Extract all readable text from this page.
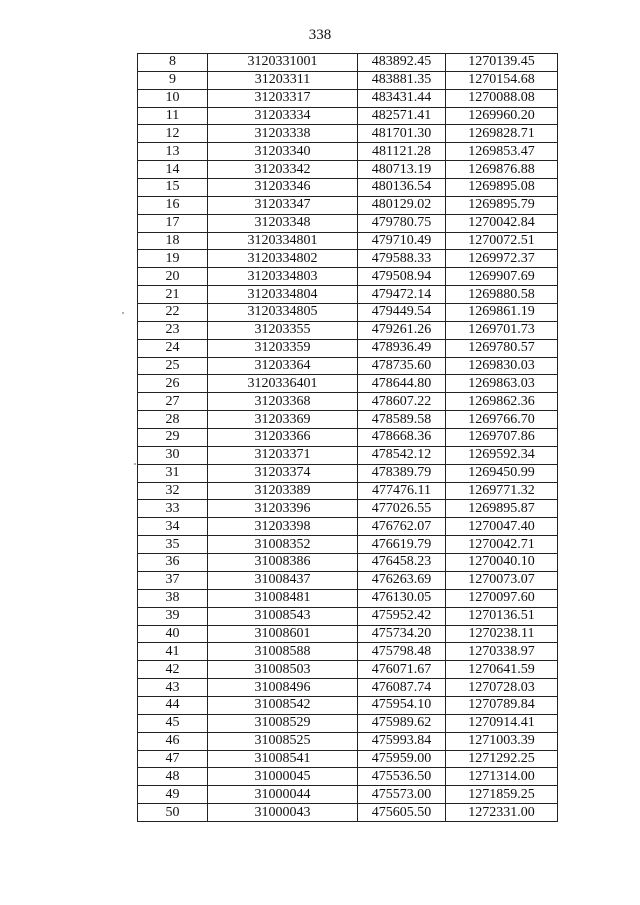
338
8	3120331001	483892.45	1270139.45
9	31203311	483881.35	1270154.68
10	31203317	483431.44	1270088.08
11	31203334	482571.41	1269960.20
12	31203338	481701.30	1269828.71
13	31203340	481121.28	1269853.47
14	31203342	480713.19	1269876.88
15	31203346	480136.54	1269895.08
16	31203347	480129.02	1269895.79
17	31203348	479780.75	1270042.84
18	3120334801	479710.49	1270072.51
19	3120334802	479588.33	1269972.37
20	3120334803	479508.94	1269907.69
21	3120334804	479472.14	1269880.58
22	3120334805	479449.54	1269861.19
23	31203355	479261.26	1269701.73
24	31203359	478936.49	1269780.57
25	31203364	478735.60	1269830.03
26	3120336401	478644.80	1269863.03
27	31203368	478607.22	1269862.36
28	31203369	478589.58	1269766.70
29	31203366	478668.36	1269707.86
30	31203371	478542.12	1269592.34
31	31203374	478389.79	1269450.99
32	31203389	477476.11	1269771.32
33	31203396	477026.55	1269895.87
34	31203398	476762.07	1270047.40
35	31008352	476619.79	1270042.71
36	31008386	476458.23	1270040.10
37	31008437	476263.69	1270073.07
38	31008481	476130.05	1270097.60
39	31008543	475952.42	1270136.51
40	31008601	475734.20	1270238.11
41	31008588	475798.48	1270338.97
42	31008503	476071.67	1270641.59
43	31008496	476087.74	1270728.03
44	31008542	475954.10	1270789.84
45	31008529	475989.62	1270914.41
46	31008525	475993.84	1271003.39
47	31008541	475959.00	1271292.25
48	31000045	475536.50	1271314.00
49	31000044	475573.00	1271859.25
50	31000043	475605.50	1272331.00
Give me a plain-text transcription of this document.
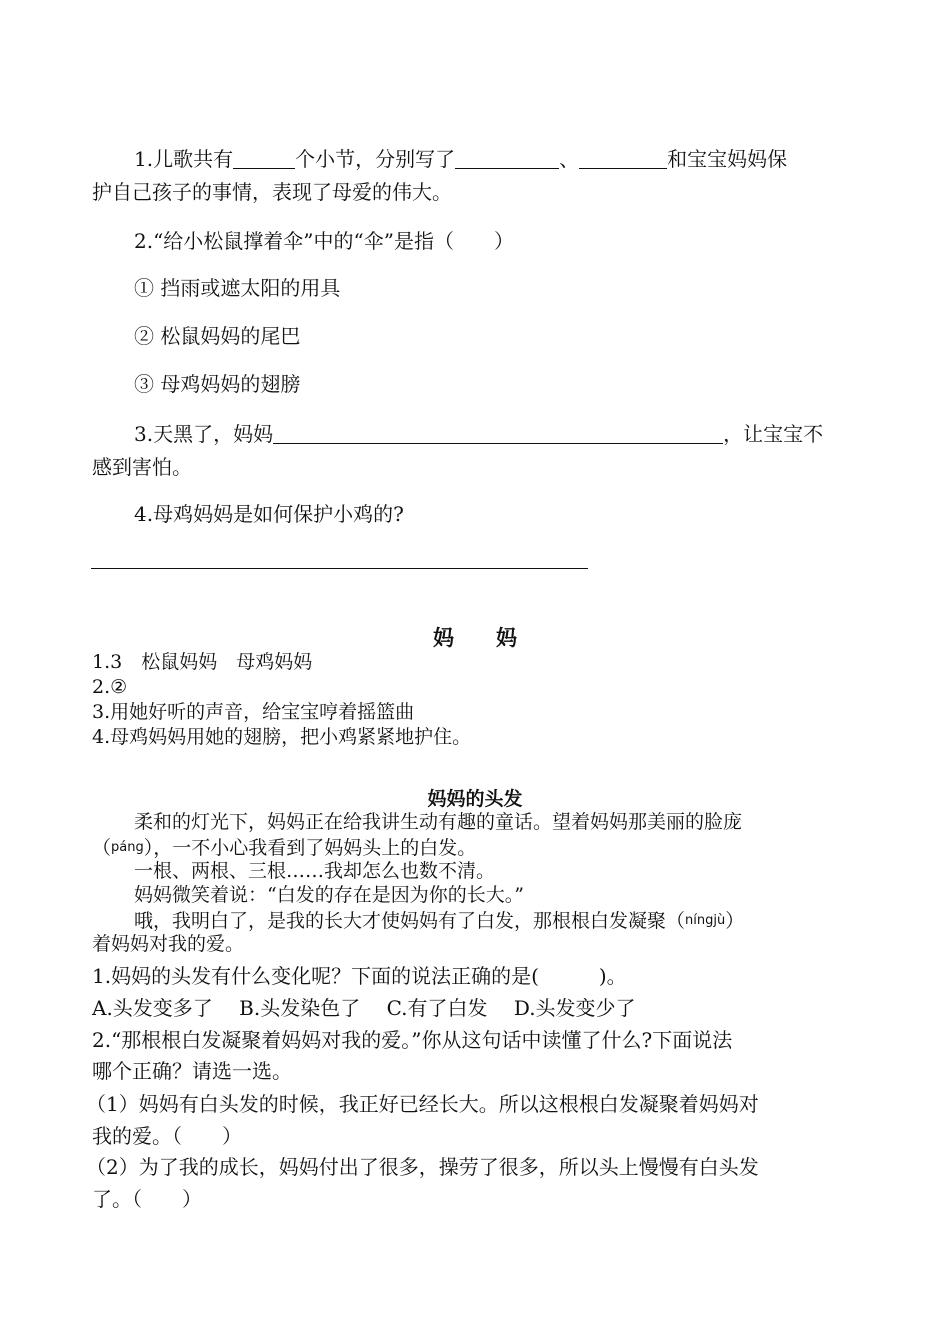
1.儿歌共有	个小节，分别写了	、	和宝宝妈妈保
护自己孩子的事情，表现了母爱的伟大。
2.“给小松鼠撑着伞”中的“伞”是指（　　）
① 挡雨或遮太阳的用具
② 松鼠妈妈的尾巴
③ 母鸡妈妈的翅膀
3.天黑了，妈妈	，让宝宝不
感到害怕。
4.母鸡妈妈是如何保护小鸡的?
妈　　妈
1.3　松鼠妈妈　母鸡妈妈
2.②
3.用她好听的声音，给宝宝哼着摇篮曲
4.母鸡妈妈用她的翅膀，把小鸡紧紧地护住。
妈妈的头发
柔和的灯光下，妈妈正在给我讲生动有趣的童话。望着妈妈那美丽的脸庞
（páng），一不小心我看到了妈妈头上的白发。
一根、两根、三根……我却怎么也数不清。
妈妈微笑着说：“白发的存在是因为你的长大。”
哦，我明白了，是我的长大才使妈妈有了白发，那根根白发凝聚（níngjù）
着妈妈对我的爱。
1.妈妈的头发有什么变化呢？下面的说法正确的是(　　　)。
A.头发变多了　 B.头发染色了　 C.有了白发　 D.头发变少了
2.“那根根白发凝聚着妈妈对我的爱。”你从这句话中读懂了什么?下面说法
哪个正确？请选一选。
（1）妈妈有白头发的时候，我正好已经长大。所以这根根白发凝聚着妈妈对
我的爱。（　　）
（2）为了我的成长，妈妈付出了很多，操劳了很多，所以头上慢慢有白头发
了。（　　）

■ EXERCISE BRIEF: Output verbatim the lines beginning at the line with "Give me a plain-text" and ending at the last line of the material above, inclusive. Do not carry over any pictures.

■ WRITTEN SOLUTION:
Give me a plain-text transcription of this document.
1.儿歌共有	个小节，分别写了	、	和宝宝妈妈保
护自己孩子的事情，表现了母爱的伟大。
2.“给小松鼠撑着伞”中的“伞”是指（　　）
① 挡雨或遮太阳的用具
② 松鼠妈妈的尾巴
③ 母鸡妈妈的翅膀
3.天黑了，妈妈	，让宝宝不
感到害怕。
4.母鸡妈妈是如何保护小鸡的?
妈　　妈
1.3　松鼠妈妈　母鸡妈妈
2.②
3.用她好听的声音，给宝宝哼着摇篮曲
4.母鸡妈妈用她的翅膀，把小鸡紧紧地护住。
妈妈的头发
柔和的灯光下，妈妈正在给我讲生动有趣的童话。望着妈妈那美丽的脸庞
（páng），一不小心我看到了妈妈头上的白发。
一根、两根、三根……我却怎么也数不清。
妈妈微笑着说：“白发的存在是因为你的长大。”
哦，我明白了，是我的长大才使妈妈有了白发，那根根白发凝聚（níngjù）
着妈妈对我的爱。
1.妈妈的头发有什么变化呢？下面的说法正确的是(　　　)。
A.头发变多了　 B.头发染色了　 C.有了白发　 D.头发变少了
2.“那根根白发凝聚着妈妈对我的爱。”你从这句话中读懂了什么?下面说法
哪个正确？请选一选。
（1）妈妈有白头发的时候，我正好已经长大。所以这根根白发凝聚着妈妈对
我的爱。（　　）
（2）为了我的成长，妈妈付出了很多，操劳了很多，所以头上慢慢有白头发
了。（　　）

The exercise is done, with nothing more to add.